> _YOUR OBJECTIVE_
Check each line for the string "инъекций", then give only how many lines have it.

> _DATASET_
----------

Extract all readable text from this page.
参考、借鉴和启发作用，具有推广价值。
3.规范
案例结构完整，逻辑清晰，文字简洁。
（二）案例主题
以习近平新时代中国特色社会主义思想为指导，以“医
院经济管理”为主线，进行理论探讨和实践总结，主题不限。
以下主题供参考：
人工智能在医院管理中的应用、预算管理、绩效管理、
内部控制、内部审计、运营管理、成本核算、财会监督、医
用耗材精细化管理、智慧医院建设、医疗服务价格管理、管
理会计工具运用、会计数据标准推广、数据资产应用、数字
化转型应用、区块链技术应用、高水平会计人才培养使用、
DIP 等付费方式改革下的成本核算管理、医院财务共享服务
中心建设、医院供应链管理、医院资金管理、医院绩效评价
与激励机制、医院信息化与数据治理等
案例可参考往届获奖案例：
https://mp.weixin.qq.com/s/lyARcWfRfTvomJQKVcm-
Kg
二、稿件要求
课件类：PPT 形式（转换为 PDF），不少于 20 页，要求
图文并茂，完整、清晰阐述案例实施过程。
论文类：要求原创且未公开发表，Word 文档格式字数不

----------

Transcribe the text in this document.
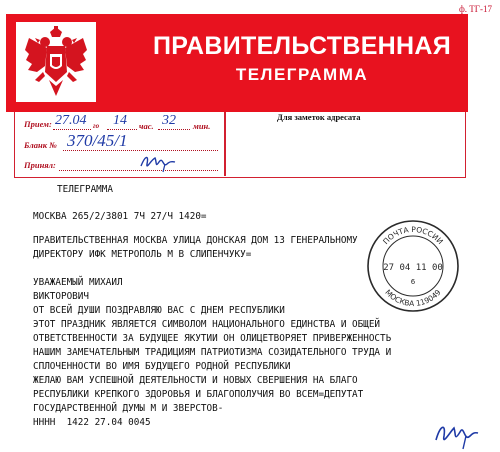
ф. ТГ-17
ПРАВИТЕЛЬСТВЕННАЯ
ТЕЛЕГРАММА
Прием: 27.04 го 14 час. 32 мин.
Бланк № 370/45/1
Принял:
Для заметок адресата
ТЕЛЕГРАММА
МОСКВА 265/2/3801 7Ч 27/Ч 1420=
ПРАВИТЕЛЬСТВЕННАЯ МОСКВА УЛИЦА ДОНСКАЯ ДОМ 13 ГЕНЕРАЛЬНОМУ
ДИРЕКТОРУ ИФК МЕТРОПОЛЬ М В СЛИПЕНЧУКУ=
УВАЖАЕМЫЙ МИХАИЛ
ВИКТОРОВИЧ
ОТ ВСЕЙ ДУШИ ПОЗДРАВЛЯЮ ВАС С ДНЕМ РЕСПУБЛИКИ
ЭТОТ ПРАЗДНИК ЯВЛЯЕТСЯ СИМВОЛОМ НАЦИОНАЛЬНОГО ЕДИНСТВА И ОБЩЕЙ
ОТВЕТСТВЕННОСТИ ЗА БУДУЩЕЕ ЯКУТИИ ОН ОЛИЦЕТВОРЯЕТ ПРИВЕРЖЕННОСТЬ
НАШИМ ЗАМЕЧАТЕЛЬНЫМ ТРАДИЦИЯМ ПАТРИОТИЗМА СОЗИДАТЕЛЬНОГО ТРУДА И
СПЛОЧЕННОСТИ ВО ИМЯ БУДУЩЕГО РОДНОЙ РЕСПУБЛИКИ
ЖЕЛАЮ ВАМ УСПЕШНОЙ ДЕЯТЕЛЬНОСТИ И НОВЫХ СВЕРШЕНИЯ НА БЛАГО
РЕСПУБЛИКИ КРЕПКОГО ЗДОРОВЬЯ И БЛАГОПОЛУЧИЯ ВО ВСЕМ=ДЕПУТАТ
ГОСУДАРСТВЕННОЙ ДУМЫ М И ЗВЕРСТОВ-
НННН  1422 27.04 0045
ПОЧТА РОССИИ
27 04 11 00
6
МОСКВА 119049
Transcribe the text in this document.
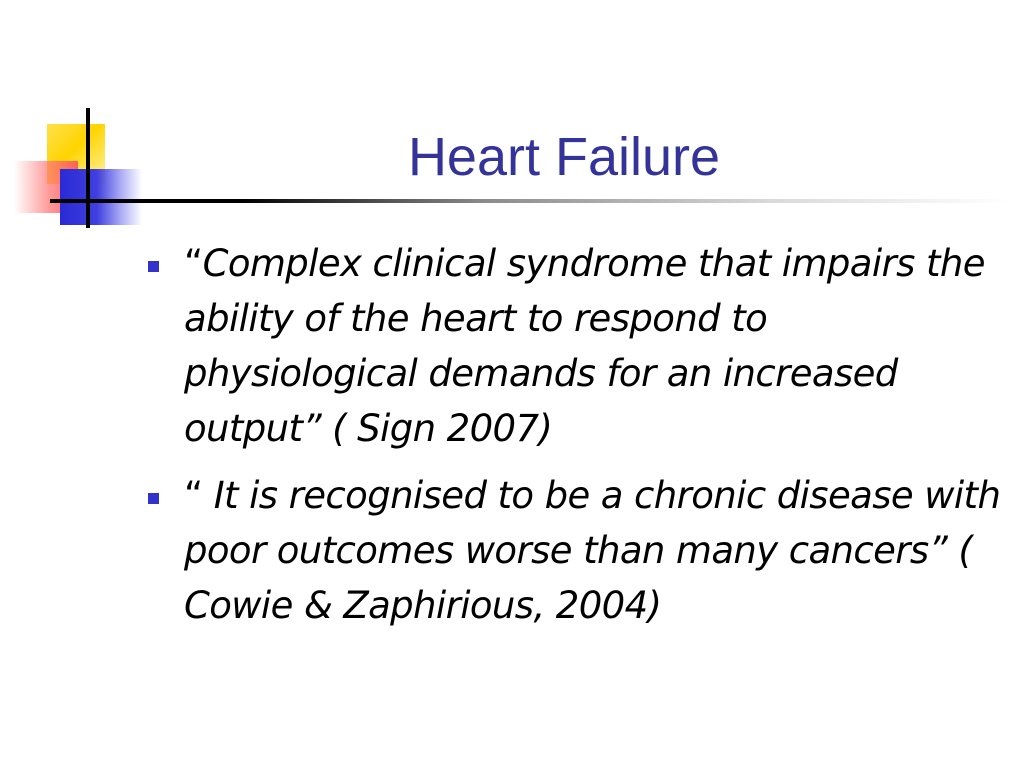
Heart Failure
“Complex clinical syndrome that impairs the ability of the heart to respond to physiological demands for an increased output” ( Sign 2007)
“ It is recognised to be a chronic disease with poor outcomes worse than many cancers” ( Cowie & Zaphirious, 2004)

----------

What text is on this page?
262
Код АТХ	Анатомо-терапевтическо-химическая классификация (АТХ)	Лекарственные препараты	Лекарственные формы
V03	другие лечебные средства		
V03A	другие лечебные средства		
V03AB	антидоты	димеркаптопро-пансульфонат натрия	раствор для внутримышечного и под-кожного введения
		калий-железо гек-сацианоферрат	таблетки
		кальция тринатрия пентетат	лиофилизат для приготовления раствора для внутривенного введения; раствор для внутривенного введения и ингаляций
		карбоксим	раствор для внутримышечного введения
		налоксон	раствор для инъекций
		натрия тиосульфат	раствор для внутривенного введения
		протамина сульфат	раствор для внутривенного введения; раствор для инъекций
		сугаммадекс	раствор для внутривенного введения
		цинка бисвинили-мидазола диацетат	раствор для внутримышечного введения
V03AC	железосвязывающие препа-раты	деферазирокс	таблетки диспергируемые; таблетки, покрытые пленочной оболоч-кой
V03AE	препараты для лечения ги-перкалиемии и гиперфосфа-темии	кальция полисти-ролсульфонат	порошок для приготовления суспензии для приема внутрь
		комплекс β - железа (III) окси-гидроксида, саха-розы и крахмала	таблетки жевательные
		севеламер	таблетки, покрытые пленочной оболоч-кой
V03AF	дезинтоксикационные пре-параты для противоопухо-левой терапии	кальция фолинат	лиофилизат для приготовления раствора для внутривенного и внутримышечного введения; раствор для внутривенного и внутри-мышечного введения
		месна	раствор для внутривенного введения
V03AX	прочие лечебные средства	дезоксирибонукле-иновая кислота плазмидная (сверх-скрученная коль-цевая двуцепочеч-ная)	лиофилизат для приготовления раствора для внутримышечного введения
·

----------

> _SOLUTION FOR THIS EXERCISE_
2